What you should do: Among the lines below, how many carry the string "Pollo"? Reply with a number and nothing else.

Collected data entries:
※

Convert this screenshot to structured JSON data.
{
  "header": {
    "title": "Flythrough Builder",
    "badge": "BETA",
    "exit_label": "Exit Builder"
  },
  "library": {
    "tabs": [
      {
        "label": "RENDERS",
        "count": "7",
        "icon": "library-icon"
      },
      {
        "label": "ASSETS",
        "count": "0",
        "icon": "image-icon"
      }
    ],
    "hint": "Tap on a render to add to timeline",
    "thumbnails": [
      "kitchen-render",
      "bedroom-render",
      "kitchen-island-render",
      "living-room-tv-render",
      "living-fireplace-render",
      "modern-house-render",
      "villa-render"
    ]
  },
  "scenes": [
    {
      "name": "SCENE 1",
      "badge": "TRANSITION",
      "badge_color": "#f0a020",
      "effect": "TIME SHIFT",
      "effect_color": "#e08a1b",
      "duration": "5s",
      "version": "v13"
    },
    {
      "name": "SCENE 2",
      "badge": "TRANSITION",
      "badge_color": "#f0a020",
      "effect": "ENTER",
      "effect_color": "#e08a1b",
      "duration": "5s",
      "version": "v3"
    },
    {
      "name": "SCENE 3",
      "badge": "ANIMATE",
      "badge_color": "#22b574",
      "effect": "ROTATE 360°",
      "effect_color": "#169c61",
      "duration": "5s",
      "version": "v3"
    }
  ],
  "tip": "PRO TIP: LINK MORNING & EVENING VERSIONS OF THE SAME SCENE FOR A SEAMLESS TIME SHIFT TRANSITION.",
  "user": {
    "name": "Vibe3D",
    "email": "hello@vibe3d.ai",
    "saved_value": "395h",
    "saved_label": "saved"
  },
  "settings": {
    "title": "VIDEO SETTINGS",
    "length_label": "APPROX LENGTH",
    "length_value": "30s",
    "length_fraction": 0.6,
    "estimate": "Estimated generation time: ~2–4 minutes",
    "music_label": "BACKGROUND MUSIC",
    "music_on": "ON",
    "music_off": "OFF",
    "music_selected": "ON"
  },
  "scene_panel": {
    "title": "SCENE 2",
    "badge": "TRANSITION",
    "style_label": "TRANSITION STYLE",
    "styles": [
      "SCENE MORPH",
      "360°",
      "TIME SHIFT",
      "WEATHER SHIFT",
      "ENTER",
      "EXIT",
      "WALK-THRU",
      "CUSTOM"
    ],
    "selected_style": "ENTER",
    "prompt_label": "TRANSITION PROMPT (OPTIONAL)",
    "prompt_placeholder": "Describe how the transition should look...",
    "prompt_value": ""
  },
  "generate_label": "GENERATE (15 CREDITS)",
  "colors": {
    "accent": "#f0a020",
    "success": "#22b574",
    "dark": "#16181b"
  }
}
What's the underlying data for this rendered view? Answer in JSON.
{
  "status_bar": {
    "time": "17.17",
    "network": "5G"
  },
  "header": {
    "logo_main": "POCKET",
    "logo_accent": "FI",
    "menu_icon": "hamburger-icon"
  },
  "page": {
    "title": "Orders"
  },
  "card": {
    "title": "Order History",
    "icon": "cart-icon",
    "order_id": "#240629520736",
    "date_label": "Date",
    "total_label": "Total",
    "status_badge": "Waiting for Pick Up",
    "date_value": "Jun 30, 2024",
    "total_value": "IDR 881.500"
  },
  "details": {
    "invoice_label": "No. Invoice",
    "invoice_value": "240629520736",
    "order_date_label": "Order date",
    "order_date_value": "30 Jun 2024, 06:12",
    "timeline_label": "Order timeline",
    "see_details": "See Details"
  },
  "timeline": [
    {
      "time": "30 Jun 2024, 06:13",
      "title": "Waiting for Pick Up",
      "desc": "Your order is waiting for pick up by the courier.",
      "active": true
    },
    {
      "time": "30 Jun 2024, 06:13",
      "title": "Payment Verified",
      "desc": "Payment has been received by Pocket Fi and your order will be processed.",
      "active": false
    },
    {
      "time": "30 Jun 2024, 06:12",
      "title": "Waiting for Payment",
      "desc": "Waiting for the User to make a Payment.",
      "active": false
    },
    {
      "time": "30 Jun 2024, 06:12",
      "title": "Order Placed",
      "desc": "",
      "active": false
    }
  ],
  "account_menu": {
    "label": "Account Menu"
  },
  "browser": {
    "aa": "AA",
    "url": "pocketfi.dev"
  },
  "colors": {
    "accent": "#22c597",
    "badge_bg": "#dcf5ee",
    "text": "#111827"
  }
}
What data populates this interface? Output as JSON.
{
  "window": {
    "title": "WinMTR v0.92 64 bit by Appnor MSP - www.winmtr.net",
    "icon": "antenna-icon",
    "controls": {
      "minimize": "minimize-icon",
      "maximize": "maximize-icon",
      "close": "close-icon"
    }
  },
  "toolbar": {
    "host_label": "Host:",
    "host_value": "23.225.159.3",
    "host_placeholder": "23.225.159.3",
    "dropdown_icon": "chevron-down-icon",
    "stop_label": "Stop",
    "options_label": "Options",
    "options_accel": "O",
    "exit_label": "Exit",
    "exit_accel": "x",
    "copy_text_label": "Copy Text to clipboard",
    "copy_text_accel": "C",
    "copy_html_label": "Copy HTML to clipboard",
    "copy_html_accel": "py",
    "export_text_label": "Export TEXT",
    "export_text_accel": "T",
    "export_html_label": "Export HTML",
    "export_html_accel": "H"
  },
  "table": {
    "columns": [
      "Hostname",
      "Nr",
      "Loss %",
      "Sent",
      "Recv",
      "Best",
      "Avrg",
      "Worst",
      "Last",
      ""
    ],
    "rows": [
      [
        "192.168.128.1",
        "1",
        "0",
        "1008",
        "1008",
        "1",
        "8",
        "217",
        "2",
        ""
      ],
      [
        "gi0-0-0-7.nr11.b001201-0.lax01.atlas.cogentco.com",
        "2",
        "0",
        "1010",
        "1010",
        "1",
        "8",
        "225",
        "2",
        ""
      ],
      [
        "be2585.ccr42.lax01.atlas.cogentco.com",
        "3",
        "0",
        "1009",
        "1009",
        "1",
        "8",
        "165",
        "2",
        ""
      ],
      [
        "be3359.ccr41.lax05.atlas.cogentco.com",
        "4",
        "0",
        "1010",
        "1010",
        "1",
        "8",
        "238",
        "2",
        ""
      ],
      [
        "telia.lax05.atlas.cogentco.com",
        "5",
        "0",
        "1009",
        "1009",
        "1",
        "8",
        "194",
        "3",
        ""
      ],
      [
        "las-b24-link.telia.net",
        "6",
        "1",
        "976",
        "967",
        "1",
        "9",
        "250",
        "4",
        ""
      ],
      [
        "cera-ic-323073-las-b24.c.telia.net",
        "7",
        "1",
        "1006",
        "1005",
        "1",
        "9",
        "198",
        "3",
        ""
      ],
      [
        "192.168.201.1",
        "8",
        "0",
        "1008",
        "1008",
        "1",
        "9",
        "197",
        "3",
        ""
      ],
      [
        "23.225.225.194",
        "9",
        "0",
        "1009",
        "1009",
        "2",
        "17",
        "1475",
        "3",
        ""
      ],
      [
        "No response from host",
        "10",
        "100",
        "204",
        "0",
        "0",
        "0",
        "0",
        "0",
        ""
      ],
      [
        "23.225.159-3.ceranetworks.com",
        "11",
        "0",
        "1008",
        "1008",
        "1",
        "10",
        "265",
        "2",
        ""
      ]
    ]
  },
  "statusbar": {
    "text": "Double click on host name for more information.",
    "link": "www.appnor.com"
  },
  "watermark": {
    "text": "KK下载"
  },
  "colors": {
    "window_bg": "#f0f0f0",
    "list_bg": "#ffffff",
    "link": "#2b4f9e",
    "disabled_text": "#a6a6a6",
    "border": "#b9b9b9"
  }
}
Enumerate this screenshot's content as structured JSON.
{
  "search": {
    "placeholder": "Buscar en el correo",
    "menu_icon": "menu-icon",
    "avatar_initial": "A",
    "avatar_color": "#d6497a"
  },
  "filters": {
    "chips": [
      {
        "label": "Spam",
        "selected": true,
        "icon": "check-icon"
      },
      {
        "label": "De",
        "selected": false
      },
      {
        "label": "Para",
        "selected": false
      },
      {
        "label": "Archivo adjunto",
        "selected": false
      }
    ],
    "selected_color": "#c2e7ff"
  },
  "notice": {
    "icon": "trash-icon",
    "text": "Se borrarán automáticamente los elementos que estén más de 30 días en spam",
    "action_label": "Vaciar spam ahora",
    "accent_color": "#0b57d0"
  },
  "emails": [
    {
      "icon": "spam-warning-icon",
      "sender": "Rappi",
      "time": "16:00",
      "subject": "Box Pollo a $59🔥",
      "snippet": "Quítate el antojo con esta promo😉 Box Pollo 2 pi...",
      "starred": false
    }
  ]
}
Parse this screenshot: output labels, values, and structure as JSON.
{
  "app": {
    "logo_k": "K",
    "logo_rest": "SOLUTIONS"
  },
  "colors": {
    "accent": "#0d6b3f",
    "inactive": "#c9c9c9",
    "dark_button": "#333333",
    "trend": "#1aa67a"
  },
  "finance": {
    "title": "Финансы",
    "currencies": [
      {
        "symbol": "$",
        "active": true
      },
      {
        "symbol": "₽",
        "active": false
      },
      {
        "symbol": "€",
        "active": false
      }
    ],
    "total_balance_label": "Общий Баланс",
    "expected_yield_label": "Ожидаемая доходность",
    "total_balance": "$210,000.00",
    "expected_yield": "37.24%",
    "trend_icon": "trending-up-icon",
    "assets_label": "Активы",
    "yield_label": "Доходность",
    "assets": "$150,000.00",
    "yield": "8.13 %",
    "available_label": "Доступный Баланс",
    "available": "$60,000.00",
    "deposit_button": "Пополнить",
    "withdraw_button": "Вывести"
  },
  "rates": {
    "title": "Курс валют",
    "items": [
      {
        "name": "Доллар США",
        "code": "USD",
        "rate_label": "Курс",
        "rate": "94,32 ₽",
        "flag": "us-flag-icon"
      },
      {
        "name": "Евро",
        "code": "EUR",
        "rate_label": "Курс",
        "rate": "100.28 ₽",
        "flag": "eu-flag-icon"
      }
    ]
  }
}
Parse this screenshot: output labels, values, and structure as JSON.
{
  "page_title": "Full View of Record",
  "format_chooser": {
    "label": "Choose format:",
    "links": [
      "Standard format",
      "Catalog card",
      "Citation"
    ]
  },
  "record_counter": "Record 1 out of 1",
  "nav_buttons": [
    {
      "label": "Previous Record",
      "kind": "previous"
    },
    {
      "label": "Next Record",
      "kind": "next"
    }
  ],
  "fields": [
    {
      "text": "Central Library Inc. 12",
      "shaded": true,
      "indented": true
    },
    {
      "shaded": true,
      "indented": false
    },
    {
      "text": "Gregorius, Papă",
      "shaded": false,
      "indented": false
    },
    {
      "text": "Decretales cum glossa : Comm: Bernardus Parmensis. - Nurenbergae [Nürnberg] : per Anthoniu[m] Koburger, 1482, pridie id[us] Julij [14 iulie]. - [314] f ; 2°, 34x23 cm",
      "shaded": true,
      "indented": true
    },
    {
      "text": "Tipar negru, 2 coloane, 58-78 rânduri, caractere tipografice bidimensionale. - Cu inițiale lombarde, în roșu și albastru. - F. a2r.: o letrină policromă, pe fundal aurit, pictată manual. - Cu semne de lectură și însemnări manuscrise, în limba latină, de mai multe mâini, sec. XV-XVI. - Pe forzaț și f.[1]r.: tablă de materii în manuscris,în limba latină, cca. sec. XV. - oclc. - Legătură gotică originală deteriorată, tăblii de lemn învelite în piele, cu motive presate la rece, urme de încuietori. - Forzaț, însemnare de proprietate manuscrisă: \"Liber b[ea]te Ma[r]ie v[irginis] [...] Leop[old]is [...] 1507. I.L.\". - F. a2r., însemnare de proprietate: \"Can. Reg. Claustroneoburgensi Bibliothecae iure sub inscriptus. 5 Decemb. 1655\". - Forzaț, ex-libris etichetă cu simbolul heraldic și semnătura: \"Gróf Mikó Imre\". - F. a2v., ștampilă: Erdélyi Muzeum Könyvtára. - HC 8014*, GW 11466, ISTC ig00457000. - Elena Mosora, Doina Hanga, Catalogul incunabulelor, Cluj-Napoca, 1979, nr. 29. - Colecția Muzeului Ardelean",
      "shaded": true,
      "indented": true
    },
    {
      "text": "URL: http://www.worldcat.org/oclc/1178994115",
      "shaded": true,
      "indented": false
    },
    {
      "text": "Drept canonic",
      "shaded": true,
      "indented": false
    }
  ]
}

※

Right answer: 2